+++ SOURCE EXTRACT +++
Behavior-Driven Development
===========================
Dan North began talking about Behaviour-Driven Development (BDD) in 2006 to
clear up misunderstandings about :doc:`tdd`:
*“Programmers wanted to know where to start, what to test and what not to
test, how much to test in one go, what to call their tests, and how to
understand why a test fails.”*
– `Introducing BDD `_ by Dan North
He realised that it was clearer if he told them to test behaviours rather than
functions. More specifically:
* Think of changes to the system as changes in behaviour. Deciding which test or
series of tests to write next is easier if you think in terms of behaviours.
What is the next most important behaviour? Write tests for that.
* Name your test functions after the expected behaviour, even if this makes the
test names sound almost like sentences. This makes it clear what is wrong if
the test fails. It also makes it clear which aspects you should be checking in
the test. If a test can fail for a reason that does not match the name of the
test, it should be a different test.
* Formulating or reformulating requirements as Given-When-Then (GWT) makes it
easier to write tests.
Given-When-Then and Arrange-Act-Assert actually mean the same thing, but GWT
fits better with the behaviour-oriented mindset. Furthermore, :term:`acceptance
tests ` can be created very easily from requirements written as
Given-When-Then.
+++
■ EXERCISE DESCRIPTION
Print the portion of the Behavior-Driven Development text from "Behavior-Driven Development" up to and including "terms of behaviours.", unchanged.
+++ EXTRACTED DATA +++
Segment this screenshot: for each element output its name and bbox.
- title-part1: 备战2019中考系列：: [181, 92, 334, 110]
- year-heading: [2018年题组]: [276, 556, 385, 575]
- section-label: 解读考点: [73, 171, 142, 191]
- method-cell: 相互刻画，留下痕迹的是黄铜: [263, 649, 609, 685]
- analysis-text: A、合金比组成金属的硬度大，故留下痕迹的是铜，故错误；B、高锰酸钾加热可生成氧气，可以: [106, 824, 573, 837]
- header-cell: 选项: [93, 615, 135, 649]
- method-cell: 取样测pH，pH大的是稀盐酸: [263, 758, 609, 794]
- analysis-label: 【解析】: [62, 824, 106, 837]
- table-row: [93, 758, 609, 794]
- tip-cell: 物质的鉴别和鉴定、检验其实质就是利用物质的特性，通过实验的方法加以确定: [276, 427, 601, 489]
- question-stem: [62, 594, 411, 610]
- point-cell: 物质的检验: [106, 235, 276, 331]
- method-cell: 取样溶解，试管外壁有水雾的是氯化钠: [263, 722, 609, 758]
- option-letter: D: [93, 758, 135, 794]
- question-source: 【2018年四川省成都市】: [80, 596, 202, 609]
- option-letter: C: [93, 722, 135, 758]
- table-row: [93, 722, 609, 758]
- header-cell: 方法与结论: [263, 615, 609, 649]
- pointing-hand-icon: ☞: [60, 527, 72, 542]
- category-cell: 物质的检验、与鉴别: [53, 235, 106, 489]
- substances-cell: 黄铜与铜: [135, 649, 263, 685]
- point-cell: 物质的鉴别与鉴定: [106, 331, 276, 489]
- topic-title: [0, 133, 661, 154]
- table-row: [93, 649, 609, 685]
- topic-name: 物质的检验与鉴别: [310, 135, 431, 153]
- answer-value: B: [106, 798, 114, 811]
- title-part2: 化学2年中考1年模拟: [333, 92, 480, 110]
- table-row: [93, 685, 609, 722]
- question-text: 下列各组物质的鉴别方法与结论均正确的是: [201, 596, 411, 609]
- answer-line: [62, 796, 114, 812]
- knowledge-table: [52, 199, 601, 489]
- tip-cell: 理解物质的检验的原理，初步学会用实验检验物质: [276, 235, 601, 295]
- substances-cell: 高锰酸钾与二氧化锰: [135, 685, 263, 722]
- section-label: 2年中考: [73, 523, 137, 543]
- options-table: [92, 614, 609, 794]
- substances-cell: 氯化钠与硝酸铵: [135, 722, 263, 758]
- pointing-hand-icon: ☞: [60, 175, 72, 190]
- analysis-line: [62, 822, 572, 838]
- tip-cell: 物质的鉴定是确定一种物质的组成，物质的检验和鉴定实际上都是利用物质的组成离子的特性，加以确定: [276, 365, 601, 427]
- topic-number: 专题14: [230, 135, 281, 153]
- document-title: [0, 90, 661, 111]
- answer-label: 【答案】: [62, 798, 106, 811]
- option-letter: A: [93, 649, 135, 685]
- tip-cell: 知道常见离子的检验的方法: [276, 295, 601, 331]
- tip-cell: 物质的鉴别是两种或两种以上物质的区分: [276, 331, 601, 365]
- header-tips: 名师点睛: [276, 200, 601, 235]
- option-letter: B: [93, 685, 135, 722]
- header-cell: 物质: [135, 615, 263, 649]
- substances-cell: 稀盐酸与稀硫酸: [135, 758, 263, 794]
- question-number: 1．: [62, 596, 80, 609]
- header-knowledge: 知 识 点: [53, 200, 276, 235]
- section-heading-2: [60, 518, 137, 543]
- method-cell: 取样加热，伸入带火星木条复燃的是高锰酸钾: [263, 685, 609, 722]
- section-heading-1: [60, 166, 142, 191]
+++
■ SOLUTION TO THIS PROBLEM
Behavior-Driven Development
===========================
Dan North began talking about Behaviour-Driven Development (BDD) in 2006 to
clear up misunderstandings about :doc:`tdd`:
*“Programmers wanted to know where to start, what to test and what not to
test, how much to test in one go, what to call their tests, and how to
understand why a test fails.”*
– `Introducing BDD `_ by Dan North
He realised that it was clearer if he told them to test behaviours rather than
functions. More specifically:
* Think of changes to the system as changes in behaviour. Deciding which test or
series of tests to write next is easier if you think in terms of behaviours.